> **EXERCISE AIM**
In the entries below, identify every line with the string "support" and copy it.

> **DATA ROWS**
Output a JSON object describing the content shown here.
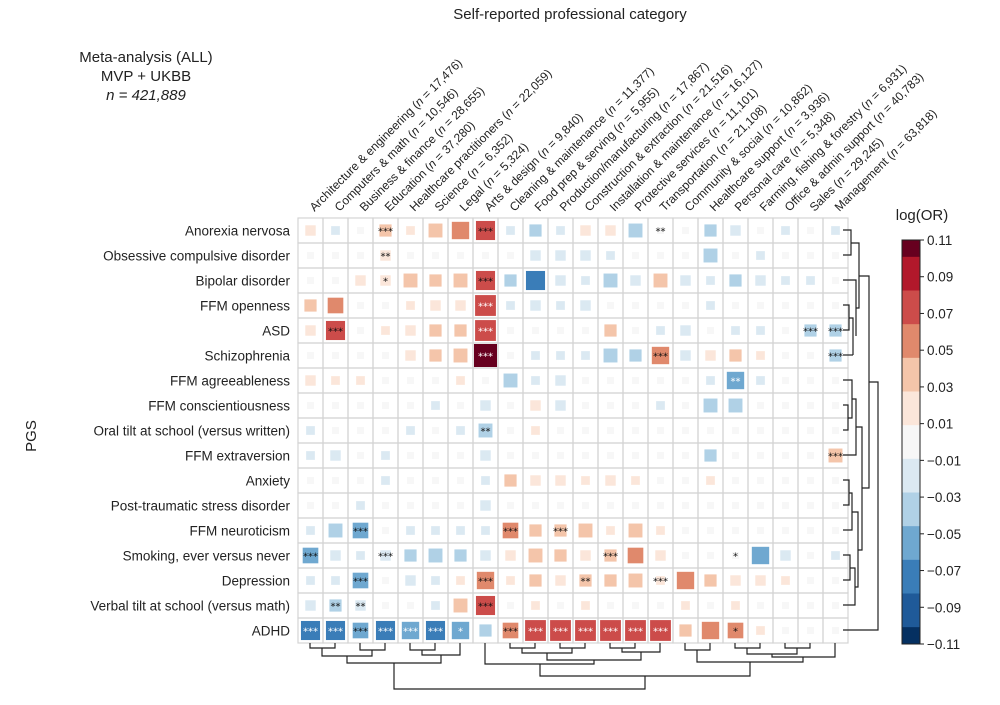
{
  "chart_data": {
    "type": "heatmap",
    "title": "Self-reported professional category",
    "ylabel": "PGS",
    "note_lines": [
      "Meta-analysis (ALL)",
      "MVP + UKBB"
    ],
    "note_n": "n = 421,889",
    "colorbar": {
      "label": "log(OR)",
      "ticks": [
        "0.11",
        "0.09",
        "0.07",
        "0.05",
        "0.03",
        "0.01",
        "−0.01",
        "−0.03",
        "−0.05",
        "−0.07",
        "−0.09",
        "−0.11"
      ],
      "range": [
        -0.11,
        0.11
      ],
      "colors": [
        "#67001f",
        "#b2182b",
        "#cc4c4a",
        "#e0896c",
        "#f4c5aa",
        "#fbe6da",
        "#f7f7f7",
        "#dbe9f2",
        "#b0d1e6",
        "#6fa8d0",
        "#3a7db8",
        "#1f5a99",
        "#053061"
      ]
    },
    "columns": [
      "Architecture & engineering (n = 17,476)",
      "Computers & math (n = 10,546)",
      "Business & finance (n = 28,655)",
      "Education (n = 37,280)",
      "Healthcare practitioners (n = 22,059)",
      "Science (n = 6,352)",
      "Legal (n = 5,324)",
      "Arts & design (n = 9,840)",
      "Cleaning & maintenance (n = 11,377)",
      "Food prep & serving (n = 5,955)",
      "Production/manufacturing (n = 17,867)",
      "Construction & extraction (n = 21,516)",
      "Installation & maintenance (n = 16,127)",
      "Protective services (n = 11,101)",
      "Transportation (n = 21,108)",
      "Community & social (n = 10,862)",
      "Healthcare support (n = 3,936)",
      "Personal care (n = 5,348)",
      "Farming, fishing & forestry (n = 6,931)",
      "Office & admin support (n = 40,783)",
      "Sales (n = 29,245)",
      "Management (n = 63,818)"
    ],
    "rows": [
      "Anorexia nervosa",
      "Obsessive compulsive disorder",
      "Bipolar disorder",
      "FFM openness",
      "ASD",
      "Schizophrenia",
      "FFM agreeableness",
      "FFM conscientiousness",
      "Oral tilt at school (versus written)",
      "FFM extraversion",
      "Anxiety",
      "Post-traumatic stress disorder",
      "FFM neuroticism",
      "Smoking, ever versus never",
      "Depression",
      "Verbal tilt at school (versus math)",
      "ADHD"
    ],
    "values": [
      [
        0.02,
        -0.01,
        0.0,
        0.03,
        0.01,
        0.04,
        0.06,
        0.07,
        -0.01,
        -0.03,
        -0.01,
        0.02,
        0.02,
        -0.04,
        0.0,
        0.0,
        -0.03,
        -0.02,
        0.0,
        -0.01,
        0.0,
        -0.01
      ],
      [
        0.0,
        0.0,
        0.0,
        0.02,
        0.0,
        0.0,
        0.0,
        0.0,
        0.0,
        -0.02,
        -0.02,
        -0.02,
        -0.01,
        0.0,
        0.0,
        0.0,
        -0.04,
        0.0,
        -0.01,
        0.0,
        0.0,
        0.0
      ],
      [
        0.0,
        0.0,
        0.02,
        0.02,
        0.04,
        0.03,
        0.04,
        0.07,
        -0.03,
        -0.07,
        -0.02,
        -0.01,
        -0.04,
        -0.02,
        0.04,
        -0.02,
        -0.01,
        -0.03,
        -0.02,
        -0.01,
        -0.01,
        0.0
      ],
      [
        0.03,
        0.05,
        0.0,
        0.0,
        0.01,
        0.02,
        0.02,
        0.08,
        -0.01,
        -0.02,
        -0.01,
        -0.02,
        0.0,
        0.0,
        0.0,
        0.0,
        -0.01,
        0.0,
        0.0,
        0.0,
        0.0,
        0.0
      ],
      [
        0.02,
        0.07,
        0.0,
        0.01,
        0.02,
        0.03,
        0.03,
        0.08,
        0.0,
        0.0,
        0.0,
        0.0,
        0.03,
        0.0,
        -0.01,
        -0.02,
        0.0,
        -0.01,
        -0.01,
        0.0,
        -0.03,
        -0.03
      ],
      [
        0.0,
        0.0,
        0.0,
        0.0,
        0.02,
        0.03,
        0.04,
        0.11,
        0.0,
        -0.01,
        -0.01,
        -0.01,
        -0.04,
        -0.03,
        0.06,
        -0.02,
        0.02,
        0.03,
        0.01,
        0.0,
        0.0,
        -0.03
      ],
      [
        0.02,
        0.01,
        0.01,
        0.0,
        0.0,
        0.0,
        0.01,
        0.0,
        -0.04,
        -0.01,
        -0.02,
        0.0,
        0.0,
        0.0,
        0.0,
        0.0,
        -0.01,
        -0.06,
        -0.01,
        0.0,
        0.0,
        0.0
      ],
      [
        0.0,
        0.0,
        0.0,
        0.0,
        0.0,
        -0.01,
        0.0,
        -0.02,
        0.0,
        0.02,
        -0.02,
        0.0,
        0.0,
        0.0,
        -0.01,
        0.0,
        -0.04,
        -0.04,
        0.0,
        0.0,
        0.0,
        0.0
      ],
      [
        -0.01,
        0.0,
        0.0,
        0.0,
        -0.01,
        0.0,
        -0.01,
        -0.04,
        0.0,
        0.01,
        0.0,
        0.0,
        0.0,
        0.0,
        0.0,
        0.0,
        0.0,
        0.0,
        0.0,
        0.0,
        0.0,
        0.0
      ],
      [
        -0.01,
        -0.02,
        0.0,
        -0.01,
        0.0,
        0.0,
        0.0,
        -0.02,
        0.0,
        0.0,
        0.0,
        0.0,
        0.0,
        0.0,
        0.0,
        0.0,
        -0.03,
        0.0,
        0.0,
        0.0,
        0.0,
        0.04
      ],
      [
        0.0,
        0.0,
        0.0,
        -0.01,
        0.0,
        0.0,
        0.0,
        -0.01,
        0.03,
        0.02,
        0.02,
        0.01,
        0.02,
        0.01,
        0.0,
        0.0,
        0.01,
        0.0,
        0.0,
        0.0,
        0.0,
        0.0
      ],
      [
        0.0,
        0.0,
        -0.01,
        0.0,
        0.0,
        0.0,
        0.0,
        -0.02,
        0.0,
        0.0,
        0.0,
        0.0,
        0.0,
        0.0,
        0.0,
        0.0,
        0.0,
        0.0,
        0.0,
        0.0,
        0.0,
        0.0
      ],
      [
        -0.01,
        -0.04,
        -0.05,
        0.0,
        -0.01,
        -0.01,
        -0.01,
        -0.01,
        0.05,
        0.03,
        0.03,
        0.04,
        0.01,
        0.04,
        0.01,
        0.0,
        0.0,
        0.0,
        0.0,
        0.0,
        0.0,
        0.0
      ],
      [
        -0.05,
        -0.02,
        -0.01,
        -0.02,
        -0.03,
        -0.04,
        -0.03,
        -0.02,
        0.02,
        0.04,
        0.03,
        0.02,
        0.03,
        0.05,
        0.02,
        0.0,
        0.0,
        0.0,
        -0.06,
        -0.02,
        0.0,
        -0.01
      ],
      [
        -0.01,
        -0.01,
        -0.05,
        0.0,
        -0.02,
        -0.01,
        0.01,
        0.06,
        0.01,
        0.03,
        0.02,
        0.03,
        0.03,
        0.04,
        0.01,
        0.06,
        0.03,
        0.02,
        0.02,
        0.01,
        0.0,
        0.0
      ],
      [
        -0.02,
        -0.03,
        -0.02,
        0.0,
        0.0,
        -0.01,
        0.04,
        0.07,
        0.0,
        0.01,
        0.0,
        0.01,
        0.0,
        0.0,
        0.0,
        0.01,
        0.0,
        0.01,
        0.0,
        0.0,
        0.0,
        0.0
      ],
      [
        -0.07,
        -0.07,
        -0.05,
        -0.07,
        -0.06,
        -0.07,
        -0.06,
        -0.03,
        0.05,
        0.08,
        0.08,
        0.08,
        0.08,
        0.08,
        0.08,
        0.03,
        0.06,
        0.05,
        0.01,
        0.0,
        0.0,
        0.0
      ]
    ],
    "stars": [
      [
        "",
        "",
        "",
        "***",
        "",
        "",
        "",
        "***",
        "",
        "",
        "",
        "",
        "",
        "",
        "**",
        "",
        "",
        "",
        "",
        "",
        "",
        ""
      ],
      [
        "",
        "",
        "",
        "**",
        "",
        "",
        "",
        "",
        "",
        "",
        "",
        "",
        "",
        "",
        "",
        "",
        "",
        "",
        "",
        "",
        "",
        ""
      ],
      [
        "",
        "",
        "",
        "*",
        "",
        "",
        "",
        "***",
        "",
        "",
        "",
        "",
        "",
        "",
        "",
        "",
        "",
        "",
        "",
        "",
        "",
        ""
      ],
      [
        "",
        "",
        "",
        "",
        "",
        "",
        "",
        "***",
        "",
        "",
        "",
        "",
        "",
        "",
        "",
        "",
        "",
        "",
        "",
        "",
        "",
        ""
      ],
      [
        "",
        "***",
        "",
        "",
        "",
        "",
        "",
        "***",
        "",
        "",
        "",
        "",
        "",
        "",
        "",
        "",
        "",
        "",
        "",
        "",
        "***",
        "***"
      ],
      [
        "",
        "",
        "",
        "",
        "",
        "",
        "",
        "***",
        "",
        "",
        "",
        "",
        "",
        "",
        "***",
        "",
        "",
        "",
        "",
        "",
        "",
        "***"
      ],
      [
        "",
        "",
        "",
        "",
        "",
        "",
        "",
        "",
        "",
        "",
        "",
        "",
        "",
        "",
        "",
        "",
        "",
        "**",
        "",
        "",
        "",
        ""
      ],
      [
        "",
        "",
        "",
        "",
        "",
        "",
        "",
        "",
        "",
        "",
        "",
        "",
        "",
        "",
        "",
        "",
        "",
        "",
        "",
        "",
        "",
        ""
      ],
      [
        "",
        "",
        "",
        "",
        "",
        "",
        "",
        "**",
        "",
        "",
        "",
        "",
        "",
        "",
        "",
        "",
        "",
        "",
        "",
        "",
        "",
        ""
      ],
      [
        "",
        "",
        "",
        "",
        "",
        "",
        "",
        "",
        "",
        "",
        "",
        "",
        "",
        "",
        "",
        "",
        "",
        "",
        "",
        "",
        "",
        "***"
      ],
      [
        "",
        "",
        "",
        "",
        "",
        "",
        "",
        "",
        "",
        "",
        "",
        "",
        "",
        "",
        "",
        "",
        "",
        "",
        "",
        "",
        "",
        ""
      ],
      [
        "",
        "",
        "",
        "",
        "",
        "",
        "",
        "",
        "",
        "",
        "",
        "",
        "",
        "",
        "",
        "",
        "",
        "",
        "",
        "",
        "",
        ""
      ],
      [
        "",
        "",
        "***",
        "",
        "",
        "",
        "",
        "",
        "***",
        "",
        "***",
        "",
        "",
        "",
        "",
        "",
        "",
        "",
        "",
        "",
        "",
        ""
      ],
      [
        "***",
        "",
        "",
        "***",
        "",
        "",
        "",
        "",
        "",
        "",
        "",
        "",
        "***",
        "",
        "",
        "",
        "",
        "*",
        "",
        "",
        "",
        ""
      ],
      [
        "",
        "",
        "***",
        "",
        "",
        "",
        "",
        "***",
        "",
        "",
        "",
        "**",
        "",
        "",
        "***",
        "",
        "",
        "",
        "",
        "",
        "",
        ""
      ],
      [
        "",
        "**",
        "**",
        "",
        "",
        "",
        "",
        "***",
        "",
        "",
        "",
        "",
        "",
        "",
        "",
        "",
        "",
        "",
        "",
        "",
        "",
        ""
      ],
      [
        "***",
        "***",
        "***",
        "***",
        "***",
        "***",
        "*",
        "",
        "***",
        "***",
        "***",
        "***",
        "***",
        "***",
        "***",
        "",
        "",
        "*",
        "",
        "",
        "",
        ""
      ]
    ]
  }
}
==
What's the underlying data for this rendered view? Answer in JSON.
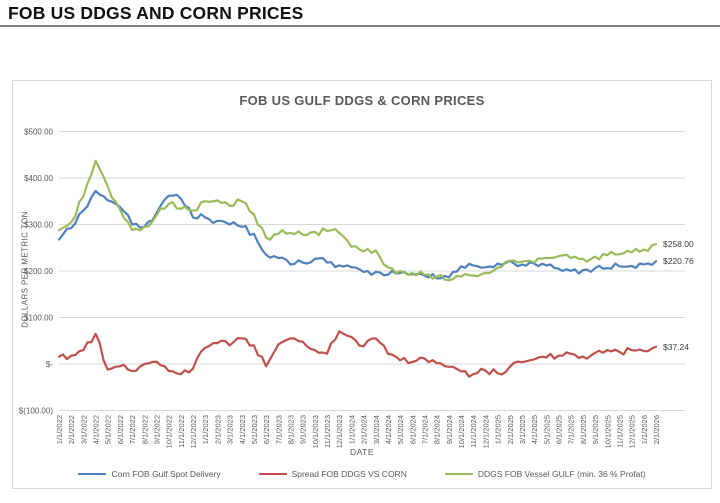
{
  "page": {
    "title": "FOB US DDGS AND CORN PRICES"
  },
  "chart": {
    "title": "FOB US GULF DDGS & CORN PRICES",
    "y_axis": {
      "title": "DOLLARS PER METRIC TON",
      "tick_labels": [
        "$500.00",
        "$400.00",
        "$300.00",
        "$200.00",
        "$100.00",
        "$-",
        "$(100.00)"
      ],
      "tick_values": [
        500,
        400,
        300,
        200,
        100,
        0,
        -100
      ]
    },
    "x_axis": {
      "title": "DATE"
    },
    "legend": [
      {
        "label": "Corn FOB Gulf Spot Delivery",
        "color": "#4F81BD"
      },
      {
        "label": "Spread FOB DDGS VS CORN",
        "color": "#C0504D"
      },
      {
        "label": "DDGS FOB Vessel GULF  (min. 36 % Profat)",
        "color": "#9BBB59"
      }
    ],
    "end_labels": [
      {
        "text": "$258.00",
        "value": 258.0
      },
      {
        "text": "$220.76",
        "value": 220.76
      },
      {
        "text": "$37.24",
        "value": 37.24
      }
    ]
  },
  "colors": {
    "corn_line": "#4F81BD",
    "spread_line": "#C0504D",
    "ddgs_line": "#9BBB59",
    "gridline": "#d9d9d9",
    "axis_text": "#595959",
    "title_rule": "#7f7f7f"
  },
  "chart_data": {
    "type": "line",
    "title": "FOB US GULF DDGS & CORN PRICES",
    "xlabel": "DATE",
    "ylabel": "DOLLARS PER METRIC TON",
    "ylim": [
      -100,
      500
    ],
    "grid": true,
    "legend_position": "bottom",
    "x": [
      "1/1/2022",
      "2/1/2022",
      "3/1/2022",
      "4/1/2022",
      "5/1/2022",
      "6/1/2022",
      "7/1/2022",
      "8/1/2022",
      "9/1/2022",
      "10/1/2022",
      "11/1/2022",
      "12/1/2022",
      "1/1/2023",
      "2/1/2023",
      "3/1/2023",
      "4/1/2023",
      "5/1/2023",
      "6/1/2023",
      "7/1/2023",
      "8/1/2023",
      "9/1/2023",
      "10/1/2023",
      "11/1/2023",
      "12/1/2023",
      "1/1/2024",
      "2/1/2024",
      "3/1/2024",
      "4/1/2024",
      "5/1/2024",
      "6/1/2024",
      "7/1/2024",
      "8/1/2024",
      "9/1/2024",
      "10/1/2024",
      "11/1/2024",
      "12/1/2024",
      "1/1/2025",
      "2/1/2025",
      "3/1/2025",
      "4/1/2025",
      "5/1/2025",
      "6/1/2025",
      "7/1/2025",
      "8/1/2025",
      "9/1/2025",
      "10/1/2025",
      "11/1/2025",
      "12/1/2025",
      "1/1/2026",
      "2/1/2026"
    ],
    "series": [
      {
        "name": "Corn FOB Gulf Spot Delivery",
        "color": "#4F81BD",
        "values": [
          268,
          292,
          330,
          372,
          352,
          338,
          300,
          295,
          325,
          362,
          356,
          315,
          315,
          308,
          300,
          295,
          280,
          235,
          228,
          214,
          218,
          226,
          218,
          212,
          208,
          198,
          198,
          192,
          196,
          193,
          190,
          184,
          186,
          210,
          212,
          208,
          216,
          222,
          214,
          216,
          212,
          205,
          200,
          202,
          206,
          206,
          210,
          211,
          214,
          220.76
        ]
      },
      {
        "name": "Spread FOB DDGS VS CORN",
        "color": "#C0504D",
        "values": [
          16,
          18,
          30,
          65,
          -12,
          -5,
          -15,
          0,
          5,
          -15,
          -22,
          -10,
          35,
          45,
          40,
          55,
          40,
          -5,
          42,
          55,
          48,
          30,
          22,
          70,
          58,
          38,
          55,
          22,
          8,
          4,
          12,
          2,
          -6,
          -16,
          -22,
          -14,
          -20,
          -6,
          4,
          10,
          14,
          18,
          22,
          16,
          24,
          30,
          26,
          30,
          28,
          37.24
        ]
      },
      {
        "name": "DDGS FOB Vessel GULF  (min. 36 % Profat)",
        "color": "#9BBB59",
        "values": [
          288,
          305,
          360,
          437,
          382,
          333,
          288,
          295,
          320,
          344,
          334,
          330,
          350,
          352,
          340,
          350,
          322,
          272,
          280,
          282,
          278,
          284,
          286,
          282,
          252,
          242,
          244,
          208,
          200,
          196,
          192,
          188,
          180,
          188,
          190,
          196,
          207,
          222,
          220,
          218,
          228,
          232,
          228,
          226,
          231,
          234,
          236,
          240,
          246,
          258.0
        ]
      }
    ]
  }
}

> **THE RESULT**
      "Healthcare support (n = 3,936)",
      "Office & admin support (n = 40,783)",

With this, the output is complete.